• [What is required]: Copy each line of the records that holds the string "only".

---- Exercise inputs

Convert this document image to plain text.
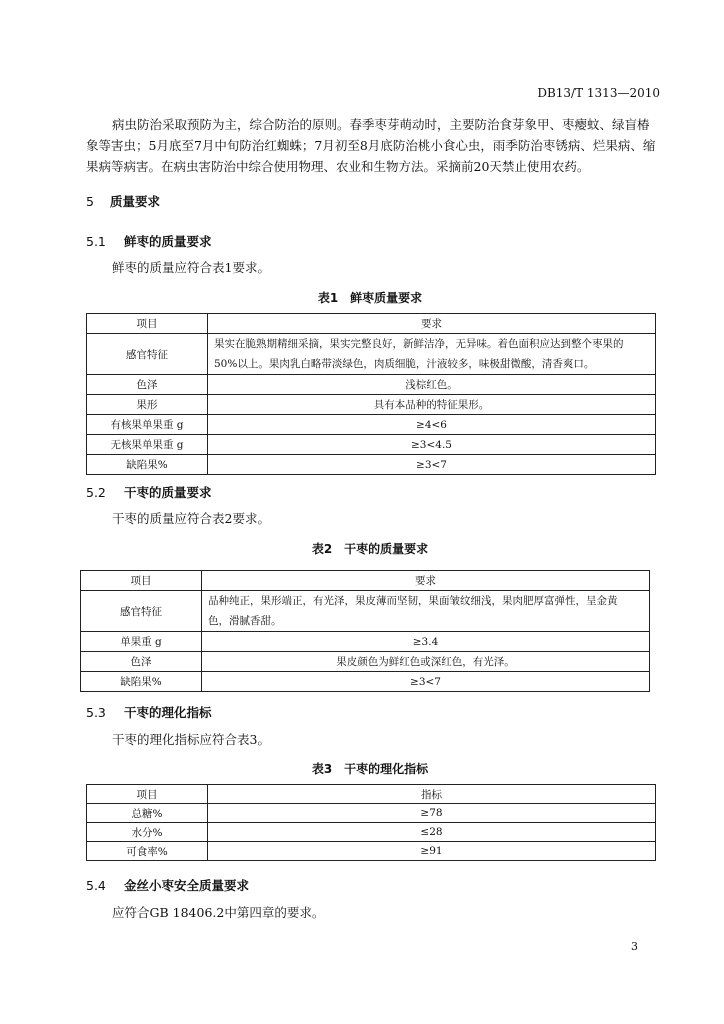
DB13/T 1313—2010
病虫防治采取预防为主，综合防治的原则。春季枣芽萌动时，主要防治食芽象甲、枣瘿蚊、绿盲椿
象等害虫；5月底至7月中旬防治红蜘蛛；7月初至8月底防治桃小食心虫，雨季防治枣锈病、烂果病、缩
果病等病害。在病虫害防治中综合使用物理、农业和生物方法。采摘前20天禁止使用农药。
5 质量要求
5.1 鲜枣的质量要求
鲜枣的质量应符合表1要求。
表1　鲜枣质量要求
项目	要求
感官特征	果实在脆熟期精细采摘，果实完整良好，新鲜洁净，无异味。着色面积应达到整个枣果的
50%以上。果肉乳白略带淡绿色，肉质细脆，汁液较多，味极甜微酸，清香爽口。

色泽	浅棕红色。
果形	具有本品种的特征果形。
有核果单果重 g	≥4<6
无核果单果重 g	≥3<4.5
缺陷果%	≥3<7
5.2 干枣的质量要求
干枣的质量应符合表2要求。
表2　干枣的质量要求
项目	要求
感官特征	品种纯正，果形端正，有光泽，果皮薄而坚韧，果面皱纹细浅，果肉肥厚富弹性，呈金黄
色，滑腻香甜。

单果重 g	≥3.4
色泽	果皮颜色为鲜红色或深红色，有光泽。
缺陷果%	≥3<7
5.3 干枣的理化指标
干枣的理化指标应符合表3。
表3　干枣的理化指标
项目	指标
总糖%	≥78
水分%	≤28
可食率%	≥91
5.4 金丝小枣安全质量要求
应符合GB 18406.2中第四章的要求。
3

--------
---- Exercise inputs

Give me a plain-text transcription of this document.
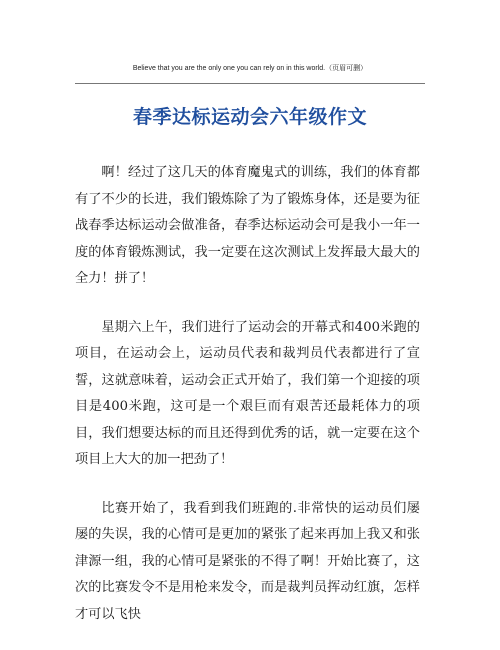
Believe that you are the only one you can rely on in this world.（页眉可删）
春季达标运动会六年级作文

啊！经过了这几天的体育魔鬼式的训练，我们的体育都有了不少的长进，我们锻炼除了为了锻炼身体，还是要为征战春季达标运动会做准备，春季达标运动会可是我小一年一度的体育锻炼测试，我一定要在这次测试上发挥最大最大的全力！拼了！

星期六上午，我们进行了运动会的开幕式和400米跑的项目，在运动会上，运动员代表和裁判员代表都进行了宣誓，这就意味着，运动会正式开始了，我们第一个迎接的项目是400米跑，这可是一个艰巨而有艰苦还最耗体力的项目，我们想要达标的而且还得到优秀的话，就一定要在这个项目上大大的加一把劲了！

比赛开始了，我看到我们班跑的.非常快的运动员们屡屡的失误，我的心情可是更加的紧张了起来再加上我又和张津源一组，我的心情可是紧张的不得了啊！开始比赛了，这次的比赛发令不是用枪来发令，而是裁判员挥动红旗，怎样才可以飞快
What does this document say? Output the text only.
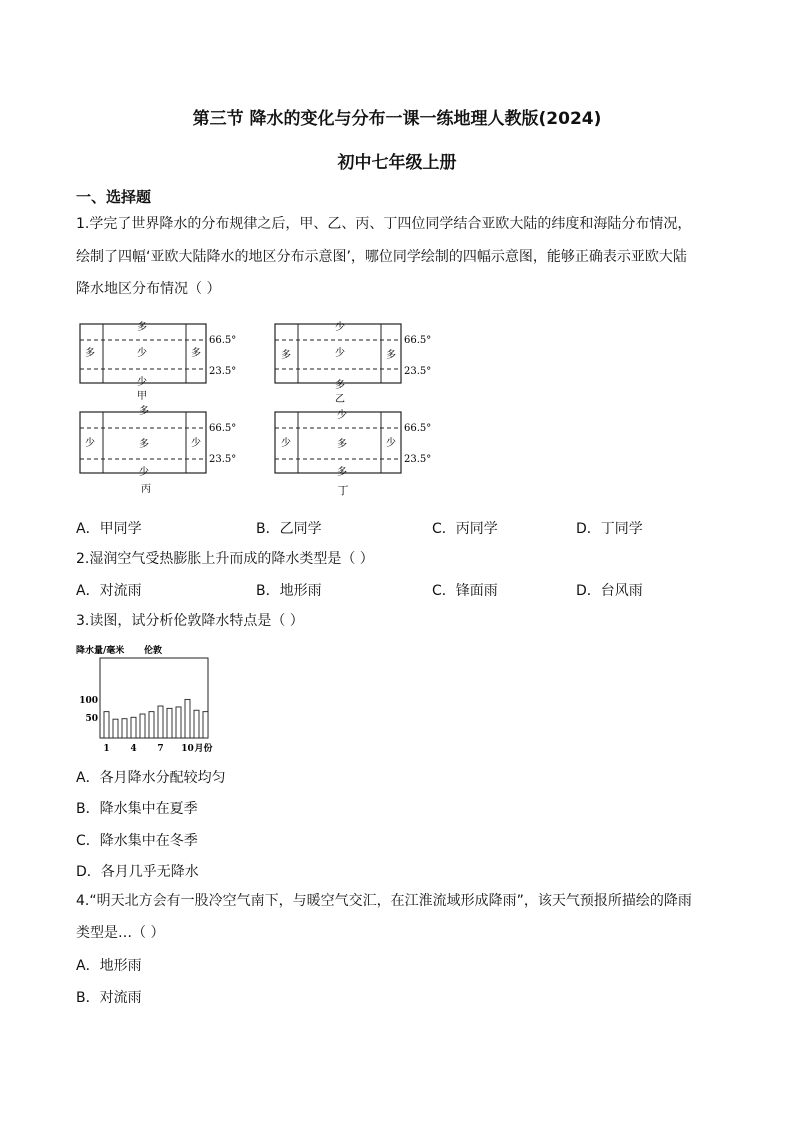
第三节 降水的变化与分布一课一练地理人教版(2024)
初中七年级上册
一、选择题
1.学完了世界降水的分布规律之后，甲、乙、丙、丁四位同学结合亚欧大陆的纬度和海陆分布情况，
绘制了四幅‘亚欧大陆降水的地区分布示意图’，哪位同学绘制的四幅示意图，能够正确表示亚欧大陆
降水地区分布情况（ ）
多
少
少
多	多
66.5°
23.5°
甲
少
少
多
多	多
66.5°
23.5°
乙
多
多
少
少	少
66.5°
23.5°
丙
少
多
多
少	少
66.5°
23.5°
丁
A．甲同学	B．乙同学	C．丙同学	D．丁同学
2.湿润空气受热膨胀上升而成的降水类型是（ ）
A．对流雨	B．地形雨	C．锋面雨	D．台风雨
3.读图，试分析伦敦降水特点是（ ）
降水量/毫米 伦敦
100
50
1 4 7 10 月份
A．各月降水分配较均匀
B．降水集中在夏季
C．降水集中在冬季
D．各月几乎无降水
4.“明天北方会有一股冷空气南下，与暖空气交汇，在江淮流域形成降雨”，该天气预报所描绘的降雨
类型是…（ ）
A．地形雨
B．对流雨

--------

• [Finished answer]:
Believe that you are the only one you can rely on in this world.（页眉可删）
What does this document say? Output the text only.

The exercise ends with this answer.